Extracts from a graphics dataset
[start]
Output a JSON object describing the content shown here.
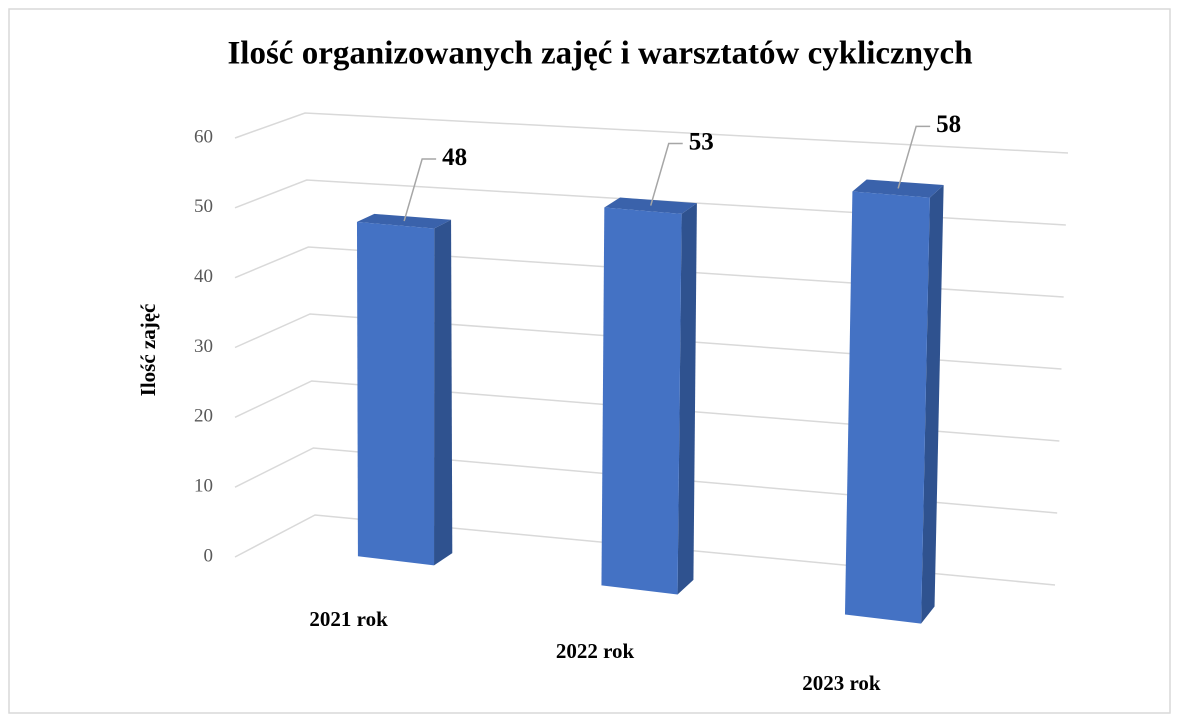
{
  "chart_data": {
    "type": "bar3d",
    "title": "Ilość organizowanych zajęć i warsztatów cyklicznych",
    "y_label": "Ilość zajęć",
    "categories": [
      "2021 rok",
      "2022 rok",
      "2023 rok"
    ],
    "values": [
      48,
      53,
      58
    ],
    "color": "#4472c4",
    "ylim": [
      0,
      60
    ],
    "yticks": [
      0,
      10,
      20,
      30,
      40,
      50,
      60
    ],
    "grid": true
  }
}
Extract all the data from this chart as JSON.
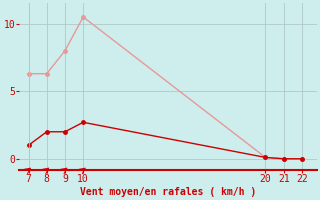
{
  "xlabel": "Vent moyen/en rafales ( km/h )",
  "background_color": "#cdeeed",
  "grid_color": "#b0c8c8",
  "x_ticks": [
    7,
    8,
    9,
    10,
    20,
    21,
    22
  ],
  "x_moyen": [
    7,
    8,
    9,
    10,
    20,
    21,
    22
  ],
  "y_moyen": [
    1.0,
    2.0,
    2.0,
    2.7,
    0.1,
    0.0,
    0.0
  ],
  "x_rafales": [
    7,
    8,
    9,
    10,
    20,
    21,
    22
  ],
  "y_rafales": [
    6.3,
    6.3,
    8.0,
    10.5,
    0.1,
    0.0,
    0.0
  ],
  "color_moyen": "#cc0000",
  "color_rafales": "#e89898",
  "ylim": [
    -0.8,
    11.5
  ],
  "xlim": [
    6.5,
    22.8
  ],
  "yticks": [
    0,
    5,
    10
  ],
  "marker_size": 2.5,
  "line_width": 1.0,
  "tick_fontsize": 7,
  "xlabel_fontsize": 7
}
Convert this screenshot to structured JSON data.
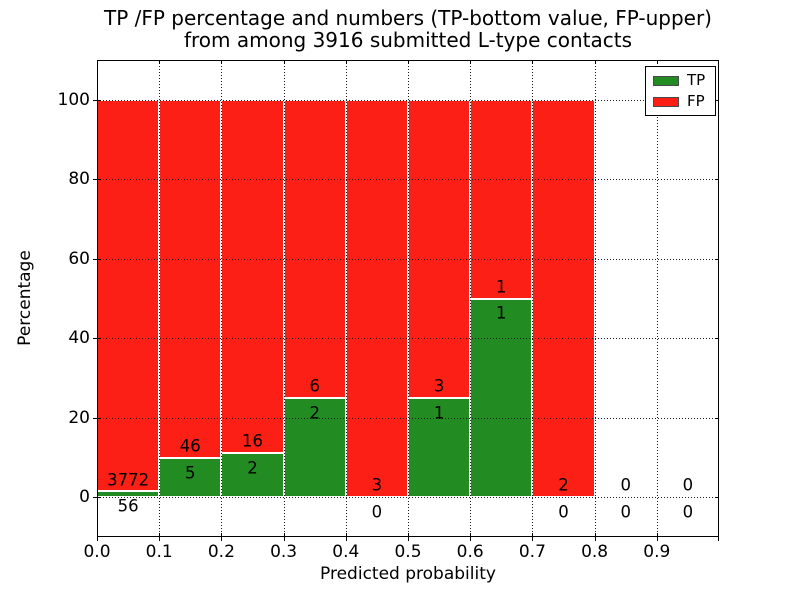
{
  "title": {
    "line1": "TP /FP percentage and numbers (TP-bottom value, FP-upper)",
    "line2": "from among 3916 submitted L-type contacts"
  },
  "chart_data": {
    "type": "bar",
    "stacked": true,
    "title": "TP /FP percentage and numbers (TP-bottom value, FP-upper)\nfrom among 3916 submitted L-type contacts",
    "xlabel": "Predicted probability",
    "ylabel": "Percentage",
    "total_contacts": 3916,
    "bins": [
      "0.0-0.1",
      "0.1-0.2",
      "0.2-0.3",
      "0.3-0.4",
      "0.4-0.5",
      "0.5-0.6",
      "0.6-0.7",
      "0.7-0.8",
      "0.8-0.9",
      "0.9-1.0"
    ],
    "bin_width": 0.1,
    "series": [
      {
        "name": "TP",
        "color": "#228b22",
        "counts": [
          56,
          5,
          2,
          2,
          0,
          1,
          1,
          0,
          0,
          0
        ]
      },
      {
        "name": "FP",
        "color": "#fb1f15",
        "counts": [
          3772,
          46,
          16,
          6,
          3,
          3,
          1,
          2,
          0,
          0
        ]
      }
    ],
    "tp_percent_of_bar": [
      1.46,
      9.8,
      11.11,
      25.0,
      0.0,
      25.0,
      50.0,
      0.0,
      null,
      null
    ],
    "bar_total_height_percent": 100,
    "xlim": [
      0.0,
      1.0
    ],
    "ylim": [
      -10,
      110
    ],
    "xticks": [
      "0.0",
      "0.1",
      "0.2",
      "0.3",
      "0.4",
      "0.5",
      "0.6",
      "0.7",
      "0.8",
      "0.9"
    ],
    "yticks": [
      "0",
      "20",
      "40",
      "60",
      "80",
      "100"
    ],
    "grid": true,
    "grid_style": "dotted",
    "bar_edge_color": "#ffffff",
    "legend": {
      "position": "upper right",
      "entries": [
        {
          "label": "TP",
          "color": "#228b22"
        },
        {
          "label": "FP",
          "color": "#fb1f15"
        }
      ]
    }
  }
}
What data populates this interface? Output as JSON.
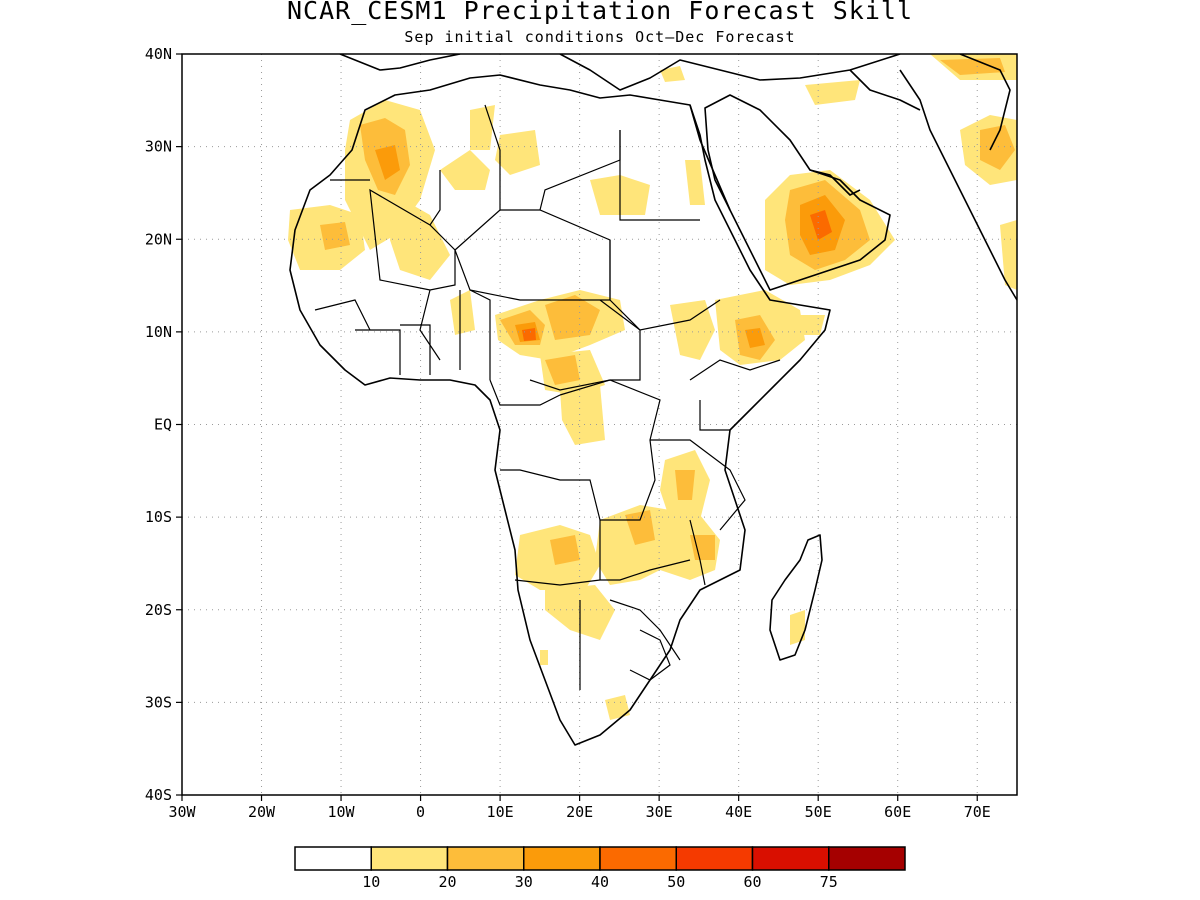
[end]
# What the task requires
Examine the listing and say how many of its lines contain the string "upper". Give the number alone.

# The output
3